◆ WHAT IS NEEDED: Rewrite the lines between the one holding "- Text: (+) button" and the one holding "- Text: housing", inclusive, substituting "Zeroing" for "Zero setting" and keeping everything else the same.

◆ RECORD EXCERPTS:
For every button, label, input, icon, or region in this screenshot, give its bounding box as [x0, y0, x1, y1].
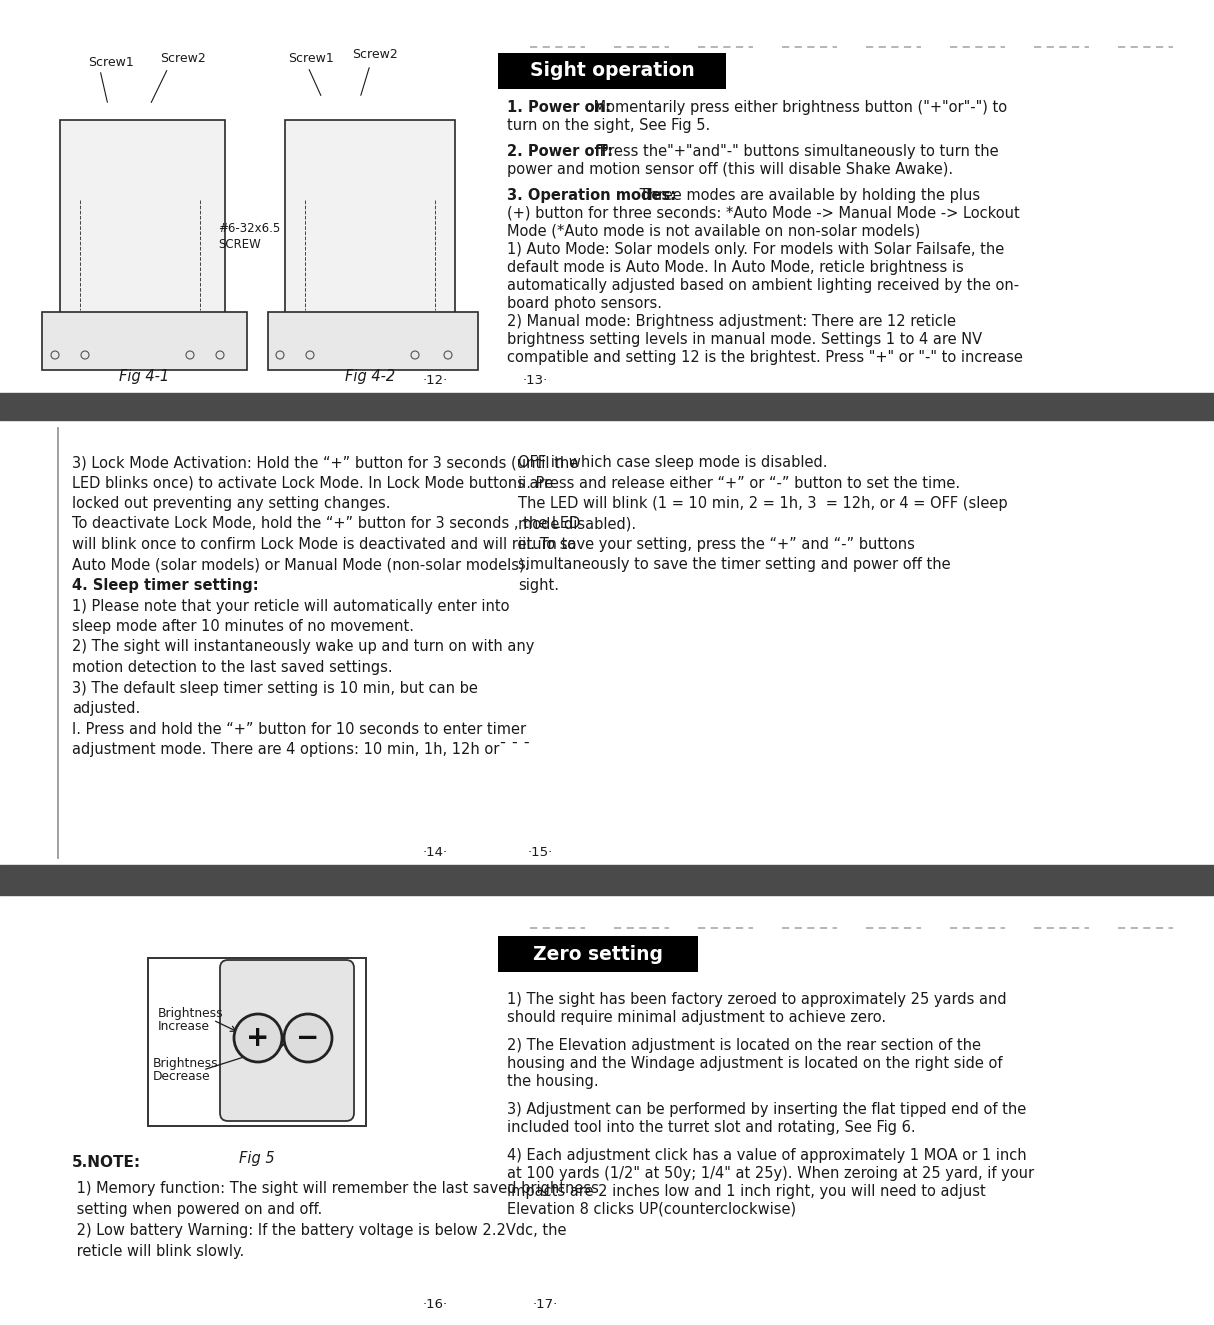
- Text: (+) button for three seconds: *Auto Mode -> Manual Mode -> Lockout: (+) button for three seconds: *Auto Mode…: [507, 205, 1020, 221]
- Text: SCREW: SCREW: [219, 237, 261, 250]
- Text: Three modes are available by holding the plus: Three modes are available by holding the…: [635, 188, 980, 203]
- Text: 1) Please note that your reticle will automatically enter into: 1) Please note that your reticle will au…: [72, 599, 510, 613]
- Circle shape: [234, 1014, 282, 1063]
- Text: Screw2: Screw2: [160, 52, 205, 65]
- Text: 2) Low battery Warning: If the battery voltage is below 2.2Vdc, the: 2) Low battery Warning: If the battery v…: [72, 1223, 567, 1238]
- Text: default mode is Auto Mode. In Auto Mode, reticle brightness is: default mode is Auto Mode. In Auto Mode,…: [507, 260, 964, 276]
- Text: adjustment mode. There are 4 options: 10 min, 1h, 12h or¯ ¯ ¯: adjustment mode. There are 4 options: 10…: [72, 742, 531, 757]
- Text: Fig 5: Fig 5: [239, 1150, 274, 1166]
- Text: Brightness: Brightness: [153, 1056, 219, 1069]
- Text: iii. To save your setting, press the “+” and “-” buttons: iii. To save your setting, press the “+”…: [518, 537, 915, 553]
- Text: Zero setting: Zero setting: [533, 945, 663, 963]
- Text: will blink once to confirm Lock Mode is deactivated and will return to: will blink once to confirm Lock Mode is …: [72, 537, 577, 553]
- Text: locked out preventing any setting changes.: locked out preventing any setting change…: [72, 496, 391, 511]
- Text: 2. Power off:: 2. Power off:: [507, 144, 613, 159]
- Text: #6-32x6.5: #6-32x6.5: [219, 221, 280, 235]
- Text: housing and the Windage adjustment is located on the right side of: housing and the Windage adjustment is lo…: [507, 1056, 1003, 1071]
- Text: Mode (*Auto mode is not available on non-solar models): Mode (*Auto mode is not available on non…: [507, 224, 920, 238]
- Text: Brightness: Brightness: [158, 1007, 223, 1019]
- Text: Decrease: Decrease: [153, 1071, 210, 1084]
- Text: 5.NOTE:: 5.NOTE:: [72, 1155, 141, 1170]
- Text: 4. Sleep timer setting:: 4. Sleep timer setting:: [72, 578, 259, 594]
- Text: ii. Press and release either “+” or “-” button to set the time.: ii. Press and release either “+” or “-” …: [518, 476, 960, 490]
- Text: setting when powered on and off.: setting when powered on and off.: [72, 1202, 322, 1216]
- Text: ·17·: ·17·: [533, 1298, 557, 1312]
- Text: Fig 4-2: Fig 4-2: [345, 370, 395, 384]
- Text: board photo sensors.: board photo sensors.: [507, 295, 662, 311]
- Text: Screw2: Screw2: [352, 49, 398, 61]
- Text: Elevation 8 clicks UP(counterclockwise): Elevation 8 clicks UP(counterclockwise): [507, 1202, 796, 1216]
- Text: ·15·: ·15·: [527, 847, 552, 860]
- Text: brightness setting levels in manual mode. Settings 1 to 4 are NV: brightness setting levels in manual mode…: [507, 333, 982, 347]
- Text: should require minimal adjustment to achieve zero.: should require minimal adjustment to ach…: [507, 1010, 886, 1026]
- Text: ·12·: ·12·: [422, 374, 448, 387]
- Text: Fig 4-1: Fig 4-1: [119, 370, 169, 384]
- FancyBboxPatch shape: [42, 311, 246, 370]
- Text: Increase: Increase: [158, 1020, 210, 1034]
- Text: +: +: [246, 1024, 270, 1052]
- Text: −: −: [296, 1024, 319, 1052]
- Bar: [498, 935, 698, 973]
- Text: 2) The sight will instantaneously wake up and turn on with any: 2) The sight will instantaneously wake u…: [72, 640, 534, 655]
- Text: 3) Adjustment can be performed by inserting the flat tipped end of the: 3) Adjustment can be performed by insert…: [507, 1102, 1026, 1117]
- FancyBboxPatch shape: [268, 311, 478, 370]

◆ REPLY:
- Text: (+) button for three seconds: *Auto Mode -> Manual Mode -> Lockout: (+) button for three seconds: *Auto Mode…: [507, 205, 1020, 221]
- Text: SCREW: SCREW: [219, 237, 261, 250]
- Text: Three modes are available by holding the plus: Three modes are available by holding the…: [635, 188, 980, 203]
- Text: 1) Please note that your reticle will automatically enter into: 1) Please note that your reticle will au…: [72, 599, 510, 613]
- Circle shape: [234, 1014, 282, 1063]
- Text: Screw2: Screw2: [160, 52, 205, 65]
- Text: 2) Low battery Warning: If the battery voltage is below 2.2Vdc, the: 2) Low battery Warning: If the battery v…: [72, 1223, 567, 1238]
- Text: default mode is Auto Mode. In Auto Mode, reticle brightness is: default mode is Auto Mode. In Auto Mode,…: [507, 260, 964, 276]
- Text: adjustment mode. There are 4 options: 10 min, 1h, 12h or¯ ¯ ¯: adjustment mode. There are 4 options: 10…: [72, 742, 531, 757]
- Text: Fig 5: Fig 5: [239, 1150, 274, 1166]
- Text: Brightness: Brightness: [153, 1056, 219, 1069]
- Text: iii. To save your setting, press the “+” and “-” buttons: iii. To save your setting, press the “+”…: [518, 537, 915, 553]
- Text: Zeroing: Zeroing: [533, 945, 663, 963]
- Text: will blink once to confirm Lock Mode is deactivated and will return to: will blink once to confirm Lock Mode is …: [72, 537, 577, 553]
- Text: locked out preventing any setting changes.: locked out preventing any setting change…: [72, 496, 391, 511]
- Text: 2. Power off:: 2. Power off:: [507, 144, 613, 159]
- Text: #6-32x6.5: #6-32x6.5: [219, 221, 280, 235]
- Text: housing and the Windage adjustment is located on the right side of: housing and the Windage adjustment is lo…: [507, 1056, 1003, 1071]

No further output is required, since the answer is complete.